DIRECTIVE: From the entries below, please gather each line containing the string "name".

* start INPUT ROWS *

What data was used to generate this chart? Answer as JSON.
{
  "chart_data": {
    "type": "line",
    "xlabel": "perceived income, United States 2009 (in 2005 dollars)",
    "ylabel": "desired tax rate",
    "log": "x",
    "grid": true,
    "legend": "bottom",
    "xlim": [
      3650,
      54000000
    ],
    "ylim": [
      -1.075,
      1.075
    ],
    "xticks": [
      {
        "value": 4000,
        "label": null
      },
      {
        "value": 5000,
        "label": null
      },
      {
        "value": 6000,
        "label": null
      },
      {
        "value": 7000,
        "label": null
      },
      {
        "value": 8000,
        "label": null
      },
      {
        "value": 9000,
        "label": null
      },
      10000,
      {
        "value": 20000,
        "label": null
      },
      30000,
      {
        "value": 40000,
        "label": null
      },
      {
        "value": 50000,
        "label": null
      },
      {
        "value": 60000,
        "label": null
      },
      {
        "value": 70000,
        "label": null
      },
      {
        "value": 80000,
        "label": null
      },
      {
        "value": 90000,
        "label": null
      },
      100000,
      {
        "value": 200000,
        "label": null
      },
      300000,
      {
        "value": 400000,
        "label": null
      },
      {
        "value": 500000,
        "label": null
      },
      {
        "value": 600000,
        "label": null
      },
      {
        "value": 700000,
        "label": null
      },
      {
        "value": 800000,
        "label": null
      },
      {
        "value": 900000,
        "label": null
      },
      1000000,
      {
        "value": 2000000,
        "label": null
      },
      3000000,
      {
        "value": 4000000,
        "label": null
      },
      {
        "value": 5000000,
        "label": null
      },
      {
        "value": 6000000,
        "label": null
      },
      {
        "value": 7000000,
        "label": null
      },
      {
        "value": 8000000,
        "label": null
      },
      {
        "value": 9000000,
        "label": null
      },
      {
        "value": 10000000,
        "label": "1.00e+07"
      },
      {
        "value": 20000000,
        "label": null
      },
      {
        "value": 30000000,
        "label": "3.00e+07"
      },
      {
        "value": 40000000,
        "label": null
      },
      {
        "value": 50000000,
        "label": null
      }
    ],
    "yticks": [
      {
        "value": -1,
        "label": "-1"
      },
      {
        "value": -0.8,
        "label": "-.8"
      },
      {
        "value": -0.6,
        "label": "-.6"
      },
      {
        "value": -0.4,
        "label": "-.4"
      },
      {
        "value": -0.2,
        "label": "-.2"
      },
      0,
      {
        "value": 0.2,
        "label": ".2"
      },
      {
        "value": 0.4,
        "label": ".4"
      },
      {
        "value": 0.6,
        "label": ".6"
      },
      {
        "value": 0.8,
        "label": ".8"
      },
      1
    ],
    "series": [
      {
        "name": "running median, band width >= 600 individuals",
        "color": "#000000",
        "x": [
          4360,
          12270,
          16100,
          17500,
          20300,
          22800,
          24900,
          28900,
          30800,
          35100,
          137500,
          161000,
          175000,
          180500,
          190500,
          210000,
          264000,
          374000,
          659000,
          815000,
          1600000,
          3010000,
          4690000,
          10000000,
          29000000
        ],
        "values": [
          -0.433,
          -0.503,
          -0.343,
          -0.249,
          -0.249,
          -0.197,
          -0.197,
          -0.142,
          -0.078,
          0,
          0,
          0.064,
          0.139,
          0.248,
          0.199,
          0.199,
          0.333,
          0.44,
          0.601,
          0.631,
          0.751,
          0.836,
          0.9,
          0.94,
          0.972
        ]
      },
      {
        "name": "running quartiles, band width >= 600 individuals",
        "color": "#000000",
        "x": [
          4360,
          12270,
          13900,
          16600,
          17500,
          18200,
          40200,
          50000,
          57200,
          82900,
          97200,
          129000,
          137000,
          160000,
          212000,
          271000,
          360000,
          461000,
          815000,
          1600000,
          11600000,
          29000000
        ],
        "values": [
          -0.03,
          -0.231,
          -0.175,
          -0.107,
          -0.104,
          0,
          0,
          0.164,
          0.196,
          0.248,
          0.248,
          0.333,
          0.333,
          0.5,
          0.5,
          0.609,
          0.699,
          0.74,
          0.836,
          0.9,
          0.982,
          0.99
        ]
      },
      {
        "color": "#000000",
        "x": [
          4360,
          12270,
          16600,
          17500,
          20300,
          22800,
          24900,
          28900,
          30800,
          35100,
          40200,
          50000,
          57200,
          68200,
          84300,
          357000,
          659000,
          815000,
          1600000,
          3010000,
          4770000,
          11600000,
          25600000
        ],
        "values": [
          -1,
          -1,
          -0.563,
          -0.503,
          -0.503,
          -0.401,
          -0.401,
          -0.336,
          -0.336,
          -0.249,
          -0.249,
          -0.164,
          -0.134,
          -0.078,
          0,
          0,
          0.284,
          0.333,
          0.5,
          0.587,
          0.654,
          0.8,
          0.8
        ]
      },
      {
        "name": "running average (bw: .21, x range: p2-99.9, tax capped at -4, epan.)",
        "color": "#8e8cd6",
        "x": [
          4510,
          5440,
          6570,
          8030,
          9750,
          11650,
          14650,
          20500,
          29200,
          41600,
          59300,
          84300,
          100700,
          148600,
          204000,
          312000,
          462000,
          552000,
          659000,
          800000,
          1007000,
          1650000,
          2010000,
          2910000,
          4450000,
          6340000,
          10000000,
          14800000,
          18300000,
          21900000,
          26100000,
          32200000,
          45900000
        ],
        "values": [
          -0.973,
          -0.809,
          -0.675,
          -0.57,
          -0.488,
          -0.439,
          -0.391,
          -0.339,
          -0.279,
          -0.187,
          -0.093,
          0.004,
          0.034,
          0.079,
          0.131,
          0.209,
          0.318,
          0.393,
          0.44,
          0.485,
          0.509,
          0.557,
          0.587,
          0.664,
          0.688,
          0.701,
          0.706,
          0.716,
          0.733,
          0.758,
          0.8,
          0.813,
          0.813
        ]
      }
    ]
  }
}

* end INPUT ROWS *

RESULT FOR THIS EXERCISE:
        "name": "running median, band width >= 600 individuals",
        "name": "running quartiles, band width >= 600 individuals",
        "name": "running average (bw: .21, x range: p2-99.9, tax capped at -4, epan.)",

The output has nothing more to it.